*Instruction*
Will you transcribe the entries that follow, exactly and in full?

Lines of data

^^^^^^^^

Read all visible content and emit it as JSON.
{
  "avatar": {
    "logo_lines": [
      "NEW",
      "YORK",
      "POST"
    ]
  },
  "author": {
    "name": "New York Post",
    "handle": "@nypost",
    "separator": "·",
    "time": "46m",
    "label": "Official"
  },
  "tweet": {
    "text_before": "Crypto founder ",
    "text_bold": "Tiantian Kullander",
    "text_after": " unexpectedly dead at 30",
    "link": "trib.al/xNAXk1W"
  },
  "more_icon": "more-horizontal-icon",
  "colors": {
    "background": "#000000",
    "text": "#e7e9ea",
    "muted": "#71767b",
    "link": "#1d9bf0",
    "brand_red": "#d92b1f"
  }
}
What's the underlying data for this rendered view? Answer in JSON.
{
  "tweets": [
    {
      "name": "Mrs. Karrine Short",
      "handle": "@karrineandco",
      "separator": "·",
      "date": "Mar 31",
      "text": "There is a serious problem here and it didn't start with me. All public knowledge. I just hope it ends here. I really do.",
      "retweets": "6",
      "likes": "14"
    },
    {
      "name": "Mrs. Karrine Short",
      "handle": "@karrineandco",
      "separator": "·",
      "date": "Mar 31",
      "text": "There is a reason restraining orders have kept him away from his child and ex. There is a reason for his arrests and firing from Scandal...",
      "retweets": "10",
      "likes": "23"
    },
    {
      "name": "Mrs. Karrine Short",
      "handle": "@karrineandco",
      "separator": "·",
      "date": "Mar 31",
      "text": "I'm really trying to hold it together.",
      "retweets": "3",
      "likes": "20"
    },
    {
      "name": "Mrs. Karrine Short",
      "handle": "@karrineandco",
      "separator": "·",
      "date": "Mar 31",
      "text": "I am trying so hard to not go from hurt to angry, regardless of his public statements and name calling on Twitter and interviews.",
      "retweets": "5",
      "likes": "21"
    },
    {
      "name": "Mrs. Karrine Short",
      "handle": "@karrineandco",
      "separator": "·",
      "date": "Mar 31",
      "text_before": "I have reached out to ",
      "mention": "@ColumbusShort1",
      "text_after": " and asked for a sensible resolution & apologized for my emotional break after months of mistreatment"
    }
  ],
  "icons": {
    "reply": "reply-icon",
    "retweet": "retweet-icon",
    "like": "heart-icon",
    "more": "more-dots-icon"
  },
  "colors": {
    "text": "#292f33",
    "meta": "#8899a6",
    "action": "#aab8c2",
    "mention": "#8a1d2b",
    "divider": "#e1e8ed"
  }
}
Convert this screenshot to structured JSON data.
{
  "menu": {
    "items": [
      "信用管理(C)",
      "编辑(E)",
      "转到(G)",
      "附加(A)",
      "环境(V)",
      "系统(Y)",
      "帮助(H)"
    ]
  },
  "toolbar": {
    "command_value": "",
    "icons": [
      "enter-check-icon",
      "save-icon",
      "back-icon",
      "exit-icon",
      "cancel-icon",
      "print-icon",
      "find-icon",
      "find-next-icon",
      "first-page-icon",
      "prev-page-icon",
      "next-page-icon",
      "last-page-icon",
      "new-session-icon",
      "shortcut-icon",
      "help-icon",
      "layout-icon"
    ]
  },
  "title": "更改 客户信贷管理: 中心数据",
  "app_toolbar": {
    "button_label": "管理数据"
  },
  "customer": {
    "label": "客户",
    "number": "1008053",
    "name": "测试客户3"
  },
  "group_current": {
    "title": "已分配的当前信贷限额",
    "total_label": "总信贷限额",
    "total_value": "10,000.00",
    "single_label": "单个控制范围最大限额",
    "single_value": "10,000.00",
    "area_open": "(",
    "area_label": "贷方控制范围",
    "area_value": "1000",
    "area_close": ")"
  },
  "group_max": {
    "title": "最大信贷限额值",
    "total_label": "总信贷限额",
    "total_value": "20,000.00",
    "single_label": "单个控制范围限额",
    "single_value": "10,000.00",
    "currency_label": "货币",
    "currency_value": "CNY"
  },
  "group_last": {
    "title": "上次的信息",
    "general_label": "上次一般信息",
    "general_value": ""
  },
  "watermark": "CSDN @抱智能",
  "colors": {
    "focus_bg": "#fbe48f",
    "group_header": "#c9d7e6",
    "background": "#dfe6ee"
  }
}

^^^^^^^^

*Output for this task*
Read all visible content and emit it as JSON.
{
  "avatar": {
    "logo_lines": [
      "NEW",
      "YORK",
      "POST"
    ]
  },
  "author": {
    "name": "New York Post",
    "handle": "@nypost",
    "separator": "·",
    "time": "46m",
    "label": "Official"
  },
  "tweet": {
    "text_before": "Crypto founder ",
    "text_bold": "Tiantian Kullander",
    "text_after": " unexpectedly dead at 30",
    "link": "trib.al/xNAXk1W"
  },
  "more_icon": "more-horizontal-icon",
  "colors": {
    "background": "#000000",
    "text": "#e7e9ea",
    "muted": "#71767b",
    "link": "#1d9bf0",
    "brand_red": "#d92b1f"
  }
}
What's the underlying data for this rendered view? Answer in JSON.
{
  "tweets": [
    {
      "name": "Mrs. Karrine Short",
      "handle": "@karrineandco",
      "separator": "·",
      "date": "Mar 31",
      "text": "There is a serious problem here and it didn't start with me. All public knowledge. I just hope it ends here. I really do.",
      "retweets": "6",
      "likes": "14"
    },
    {
      "name": "Mrs. Karrine Short",
      "handle": "@karrineandco",
      "separator": "·",
      "date": "Mar 31",
      "text": "There is a reason restraining orders have kept him away from his child and ex. There is a reason for his arrests and firing from Scandal...",
      "retweets": "10",
      "likes": "23"
    },
    {
      "name": "Mrs. Karrine Short",
      "handle": "@karrineandco",
      "separator": "·",
      "date": "Mar 31",
      "text": "I'm really trying to hold it together.",
      "retweets": "3",
      "likes": "20"
    },
    {
      "name": "Mrs. Karrine Short",
      "handle": "@karrineandco",
      "separator": "·",
      "date": "Mar 31",
      "text": "I am trying so hard to not go from hurt to angry, regardless of his public statements and name calling on Twitter and interviews.",
      "retweets": "5",
      "likes": "21"
    },
    {
      "name": "Mrs. Karrine Short",
      "handle": "@karrineandco",
      "separator": "·",
      "date": "Mar 31",
      "text_before": "I have reached out to ",
      "mention": "@ColumbusShort1",
      "text_after": " and asked for a sensible resolution & apologized for my emotional break after months of mistreatment"
    }
  ],
  "icons": {
    "reply": "reply-icon",
    "retweet": "retweet-icon",
    "like": "heart-icon",
    "more": "more-dots-icon"
  },
  "colors": {
    "text": "#292f33",
    "meta": "#8899a6",
    "action": "#aab8c2",
    "mention": "#8a1d2b",
    "divider": "#e1e8ed"
  }
}
Convert this screenshot to structured JSON data.
{
  "menu": {
    "items": [
      "信用管理(C)",
      "编辑(E)",
      "转到(G)",
      "附加(A)",
      "环境(V)",
      "系统(Y)",
      "帮助(H)"
    ]
  },
  "toolbar": {
    "command_value": "",
    "icons": [
      "enter-check-icon",
      "save-icon",
      "back-icon",
      "exit-icon",
      "cancel-icon",
      "print-icon",
      "find-icon",
      "find-next-icon",
      "first-page-icon",
      "prev-page-icon",
      "next-page-icon",
      "last-page-icon",
      "new-session-icon",
      "shortcut-icon",
      "help-icon",
      "layout-icon"
    ]
  },
  "title": "更改 客户信贷管理: 中心数据",
  "app_toolbar": {
    "button_label": "管理数据"
  },
  "customer": {
    "label": "客户",
    "number": "1008053",
    "name": "测试客户3"
  },
  "group_current": {
    "title": "已分配的当前信贷限额",
    "total_label": "总信贷限额",
    "total_value": "10,000.00",
    "single_label": "单个控制范围最大限额",
    "single_value": "10,000.00",
    "area_open": "(",
    "area_label": "贷方控制范围",
    "area_value": "1000",
    "area_close": ")"
  },
  "group_max": {
    "title": "最大信贷限额值",
    "total_label": "总信贷限额",
    "total_value": "20,000.00",
    "single_label": "单个控制范围限额",
    "single_value": "10,000.00",
    "currency_label": "货币",
    "currency_value": "CNY"
  },
  "group_last": {
    "title": "上次的信息",
    "general_label": "上次一般信息",
    "general_value": ""
  },
  "watermark": "CSDN @抱智能",
  "colors": {
    "focus_bg": "#fbe48f",
    "group_header": "#c9d7e6",
    "background": "#dfe6ee"
  }
}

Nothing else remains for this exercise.